--- Provided passage ---

Murupara, unlikely tourism destination
Benn Bathgate and photographer Christel Yardley discover the latest big tourism trend is to be found among the pupils of a small-town New Zealand school.
We arrive at Murupara Area School at 9am on Friday, and we’re not alone. There’s Anas Nawahda from Jordan, weighed down by a box with packed hangi. There’s Carlos Fernandez from Spain, Katy Whiting from the United States, Ivana Crnjac from Germany, Liana Redaelli from Switzerland, Thibaud Vaubrurg from France and Owen Meredith from the United Kingdom.
They’re here in what is possibly New Zealand’s least likely tourism spot, to take part in what is undoubtedly one of the country’s most unique tourism offerings, Kohutapu Lodge and Tribal Tours in the eastern provincial settlement, Murupara. The tour is the recent winner of the 2019 Tourism Aotearoa Industry community engagement award and
is changing the mindset of a generation in one of the country’s most deprived areas.
Today’s part of the tour is simple. Visitors have come to the school to meet about 50 children.
The tourists will tell them something about themselves, the country they’re from and answer any questions before splitting up into smaller groups to talk, play and share their stories.
While they’re armed with the huge box of hangi meals (since the tourism venture’s inception the school has received 20,000 of these meals) thanks to food left over from the previous day’s meal at the tourists’ accommodation at Kohutapu Lodge, they’re doing more than filling pukus. They’re expanding minds.
As the guests line up, the children perform haka and waiata before the introductions begin. Fernandez, from Spain teaches the children, ‘‘hola’’. Whiting, a US citizen but resident of Jordan, teaches them the same greeting in Arabic.
And on it goes until the children, well behaved and respectful but obviously buzzing with excitement, get to ask their questions. Do you any of you get to eat snails? What do they taste like?
Over the next hour small groups of children converge around the international guests, peppering them with questions about their lives, their jobs, their thoughts on New Zealand. Sometimes though, it’s just horseplay.

--- Requests ---
• a. Duplicate every line of the records, beginning with the line that contains "mosaic-dot — [286, 678, 313, 705]" and ending with the line that contains "mosaic-dot — [233, 599, 260, 625]", with both of those lines included.
• b. Write the next part of the article about the tourism visit to Murupara Area School, picking up after its final sentence.
The article on Murupara tourism has no connection to the records that follow it.

--- Entries shown ---
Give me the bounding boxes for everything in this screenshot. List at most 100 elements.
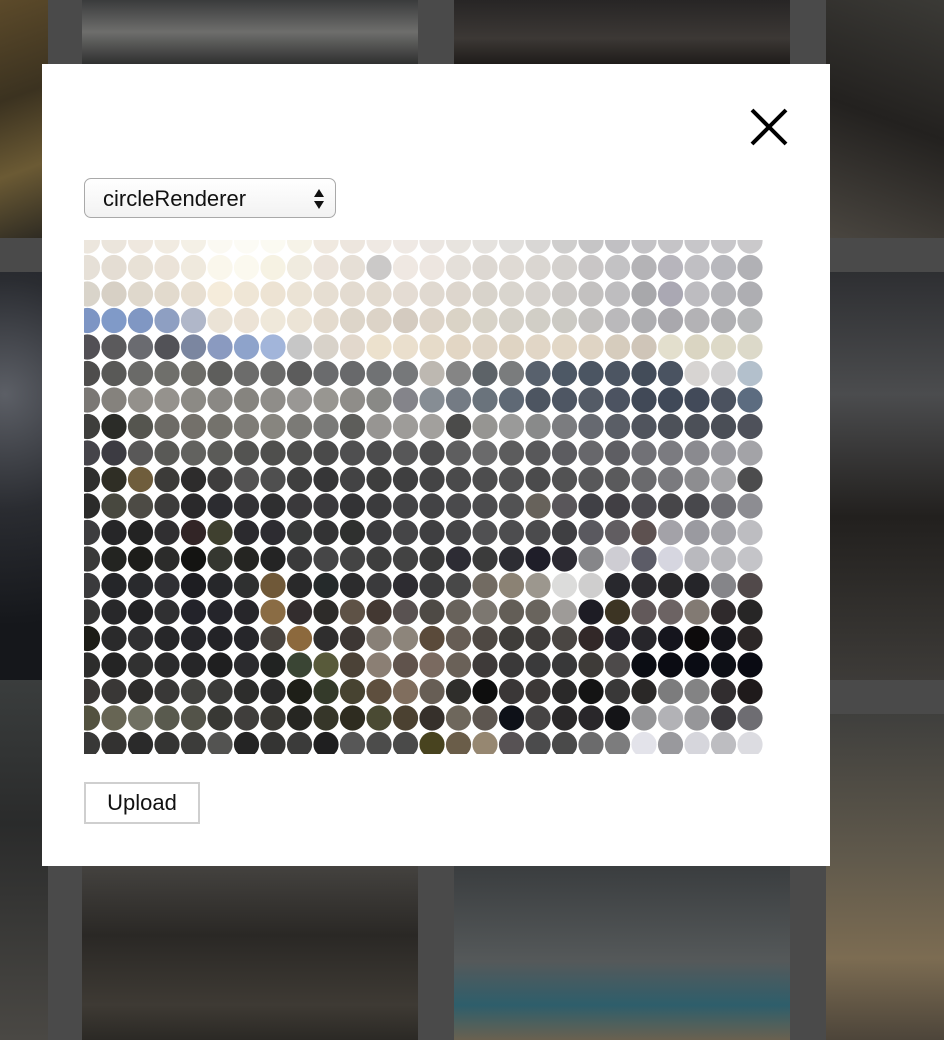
mosaic-dot — [286, 678, 313, 705]
mosaic-dot — [366, 240, 392, 254]
mosaic-dot — [101, 493, 127, 519]
mosaic-dot — [286, 307, 313, 334]
mosaic-dot — [472, 334, 498, 360]
mosaic-dot — [154, 599, 180, 625]
mosaic-dot — [498, 731, 525, 754]
mosaic-dot — [101, 387, 127, 413]
gallery-thumbnail[interactable] — [82, 866, 418, 1040]
mosaic-dot — [578, 413, 604, 440]
mosaic-dot — [498, 493, 525, 519]
mosaic-dot — [684, 307, 710, 334]
mosaic-dot — [710, 360, 737, 387]
gallery-thumbnail[interactable] — [826, 272, 944, 680]
mosaic-dot — [127, 334, 154, 360]
mosaic-dot — [657, 240, 684, 254]
mosaic-dot — [684, 519, 710, 546]
gallery-thumbnail[interactable] — [454, 0, 790, 64]
mosaic-dot — [419, 546, 445, 572]
mosaic-dot — [604, 519, 631, 546]
mosaic-dot — [127, 240, 154, 254]
mosaic-dot — [233, 493, 260, 519]
mosaic-dot — [472, 281, 498, 307]
mosaic-dot — [578, 440, 604, 466]
mosaic-dot — [260, 307, 286, 334]
mosaic-dot — [233, 731, 260, 754]
mosaic-dot — [127, 572, 154, 599]
gallery-thumbnail[interactable] — [0, 272, 48, 680]
mosaic-dot — [684, 254, 710, 281]
mosaic-dot — [710, 440, 737, 466]
circle-mosaic — [84, 240, 763, 754]
mosaic-dot — [445, 240, 472, 254]
mosaic-dot — [154, 705, 180, 731]
mosaic-dot — [419, 360, 445, 387]
mosaic-dot — [366, 678, 392, 705]
mosaic-dot — [737, 360, 763, 387]
mosaic-dot — [525, 493, 551, 519]
mosaic-dot — [84, 466, 101, 493]
mosaic-dot — [392, 625, 419, 652]
gallery-thumbnail[interactable] — [0, 0, 48, 238]
gallery-thumbnail[interactable] — [82, 0, 418, 64]
mosaic-dot — [233, 599, 260, 625]
mosaic-dot — [657, 572, 684, 599]
gallery-thumbnail[interactable] — [826, 0, 944, 238]
mosaic-dot — [260, 625, 286, 652]
mosaic-dot — [101, 599, 127, 625]
mosaic-dot — [392, 466, 419, 493]
mosaic-dot — [445, 466, 472, 493]
mosaic-dot — [260, 413, 286, 440]
mosaic-dot — [445, 334, 472, 360]
mosaic-dot — [604, 572, 631, 599]
mosaic-dot — [419, 705, 445, 731]
mosaic-dot — [578, 360, 604, 387]
close-button[interactable] — [748, 106, 790, 148]
mosaic-dot — [445, 678, 472, 705]
mosaic-dot — [313, 572, 339, 599]
mosaic-dot — [313, 413, 339, 440]
mosaic-dot — [366, 334, 392, 360]
mosaic-dot — [260, 731, 286, 754]
mosaic-dot — [578, 546, 604, 572]
mosaic-dot — [339, 519, 366, 546]
mosaic-dot — [366, 360, 392, 387]
mosaic-dot — [657, 307, 684, 334]
mosaic-dot — [631, 254, 657, 281]
mosaic-dot — [737, 519, 763, 546]
mosaic-dot — [127, 307, 154, 334]
mosaic-dot — [498, 678, 525, 705]
mosaic-dot — [207, 599, 233, 625]
mosaic-dot — [472, 360, 498, 387]
mosaic-dot — [101, 572, 127, 599]
mosaic-dot — [180, 360, 207, 387]
gallery-thumbnail[interactable] — [0, 680, 48, 1040]
mosaic-dot — [578, 519, 604, 546]
gallery-thumbnail[interactable] — [826, 714, 944, 1040]
mosaic-dot — [313, 281, 339, 307]
mosaic-dot — [498, 281, 525, 307]
mosaic-dot — [339, 599, 366, 625]
mosaic-dot — [631, 599, 657, 625]
mosaic-dot — [445, 254, 472, 281]
mosaic-dot — [366, 625, 392, 652]
mosaic-dot — [472, 546, 498, 572]
gallery-thumbnail[interactable] — [454, 866, 790, 1040]
mosaic-dot — [154, 334, 180, 360]
mosaic-dot — [551, 413, 578, 440]
mosaic-dot — [84, 546, 101, 572]
mosaic-dot — [525, 731, 551, 754]
mosaic-dot — [472, 387, 498, 413]
renderer-select[interactable]: circleRenderer — [84, 178, 336, 218]
mosaic-dot — [286, 240, 313, 254]
mosaic-dot — [445, 413, 472, 440]
mosaic-dot — [154, 281, 180, 307]
mosaic-dot — [525, 334, 551, 360]
mosaic-dot — [604, 625, 631, 652]
mosaic-dot — [498, 652, 525, 678]
mosaic-dot — [551, 546, 578, 572]
mosaic-dot — [313, 360, 339, 387]
mosaic-dot — [313, 519, 339, 546]
mosaic-dot — [339, 254, 366, 281]
mosaic-dot — [419, 599, 445, 625]
upload-button[interactable]: Upload — [84, 782, 200, 824]
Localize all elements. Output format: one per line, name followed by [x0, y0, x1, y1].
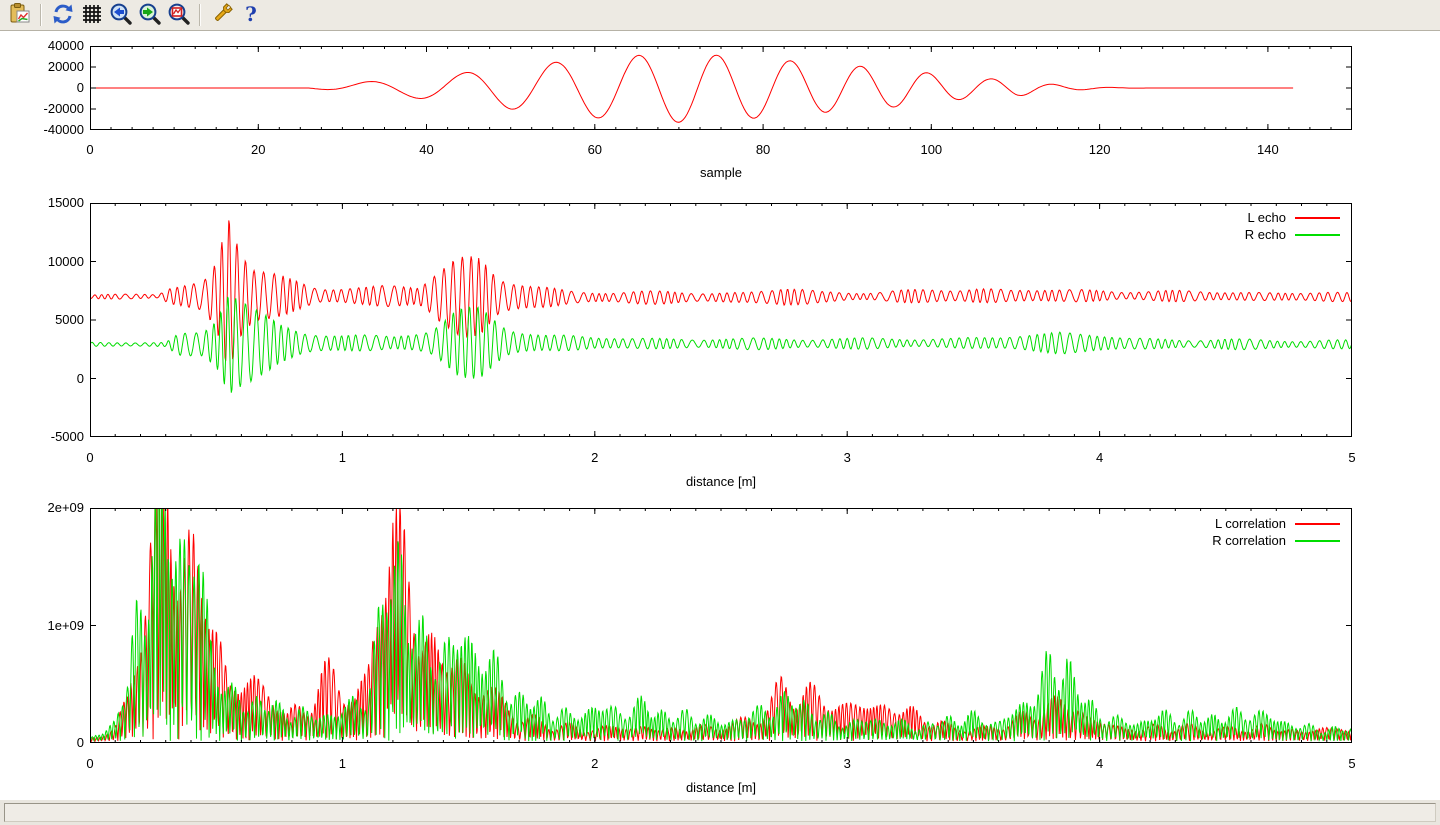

--- Answers to the tasks ---
• a.
mosaic-dot — [286, 678, 313, 705]
mosaic-dot — [366, 240, 392, 254]
mosaic-dot — [101, 493, 127, 519]
mosaic-dot — [286, 307, 313, 334]
mosaic-dot — [472, 334, 498, 360]
mosaic-dot — [154, 599, 180, 625]
mosaic-dot — [498, 731, 525, 754]
mosaic-dot — [101, 387, 127, 413]
gallery-thumbnail[interactable] — [82, 866, 418, 1040]
mosaic-dot — [578, 413, 604, 440]
mosaic-dot — [498, 493, 525, 519]
mosaic-dot — [684, 307, 710, 334]
mosaic-dot — [710, 360, 737, 387]
gallery-thumbnail[interactable] — [826, 272, 944, 680]
mosaic-dot — [127, 334, 154, 360]
mosaic-dot — [657, 240, 684, 254]
mosaic-dot — [684, 519, 710, 546]
gallery-thumbnail[interactable] — [454, 0, 790, 64]
mosaic-dot — [419, 546, 445, 572]
mosaic-dot — [604, 519, 631, 546]
mosaic-dot — [127, 240, 154, 254]
mosaic-dot — [233, 493, 260, 519]
mosaic-dot — [472, 281, 498, 307]
mosaic-dot — [578, 440, 604, 466]
mosaic-dot — [260, 307, 286, 334]
mosaic-dot — [233, 731, 260, 754]
mosaic-dot — [127, 572, 154, 599]
gallery-thumbnail[interactable] — [0, 272, 48, 680]
mosaic-dot — [684, 254, 710, 281]
mosaic-dot — [710, 440, 737, 466]
circle-mosaic — [84, 240, 763, 754]
mosaic-dot — [445, 240, 472, 254]
mosaic-dot — [154, 705, 180, 731]
mosaic-dot — [419, 360, 445, 387]
mosaic-dot — [366, 678, 392, 705]
mosaic-dot — [737, 360, 763, 387]
mosaic-dot — [525, 493, 551, 519]
mosaic-dot — [84, 466, 101, 493]
mosaic-dot — [392, 625, 419, 652]
gallery-thumbnail[interactable] — [0, 0, 48, 238]
gallery-thumbnail[interactable] — [82, 0, 418, 64]
mosaic-dot — [233, 599, 260, 625]

• b.
Vaubrurg, sweat glistening on his forehead after an outside workout on the climbing frame, says he’s travelled widely and the tour is unlike anything else he’s either seen or done. It’s the best way to learn the real culture, he says.
He’s not alone. ‘‘Usually it’s take a photo and off again. This is a real life experience meeting people,’’ says Crnjac, who is a teacher in Germany and has a special interest in seeing how children are educated in New Zealand.
‘‘One hour is just too short. I would like to stay for a day or two.’’
Nawahda was moved by the potted history of Murupara, delivered candidly by Enah earlier in the tour, but was happy to see the children ‘‘reignite their love for their culture’’.
The benefits are mutual, however, with teacher Miriama ItiWhite saying the tour had a ‘‘huge impact’’ on the pupils.
‘‘Most of the kids don’t get to meet and mingle with people from around the world, some don’t get out of Murupara much,’’ she says.
‘‘I know it’s opening their eyes to the world. They bounce topics off them and its good for ideas.’’
Principal Angela Sharples is even more convinced about the positive impact these hour-long Friday sessions saying they boosts the children’s confidence and language skills, and instils pride in the children and the Ngati Manawa iwi. It’s changed their aspirations – once upon a time they only extended to a sporting career – and improved their performances.
Murupara was described in an Otago University research paper by Ann Pomeroy as a community that exemplified how whanau who maintained their cultural identity persevered and coped in the face of extreme adversity, including famines, floods, epidemics and even volcanic eruption. It scored a 10 – the highest – on the 2013 deprivation index, and the town unemployment rates.
As the hour draws to a close, so too does the first and only groan from the children.
It’s time for their guests to leave, but it’s not a quick goodbye.
There’s a flurry of selfies that need to be taken, with Crnjac practically mobbed and almost disappearing under a tumble of limbs, grins and thumbs up.
‘‘I’m taking all of them with me,’’ she says, before reluctantly bidding farewell.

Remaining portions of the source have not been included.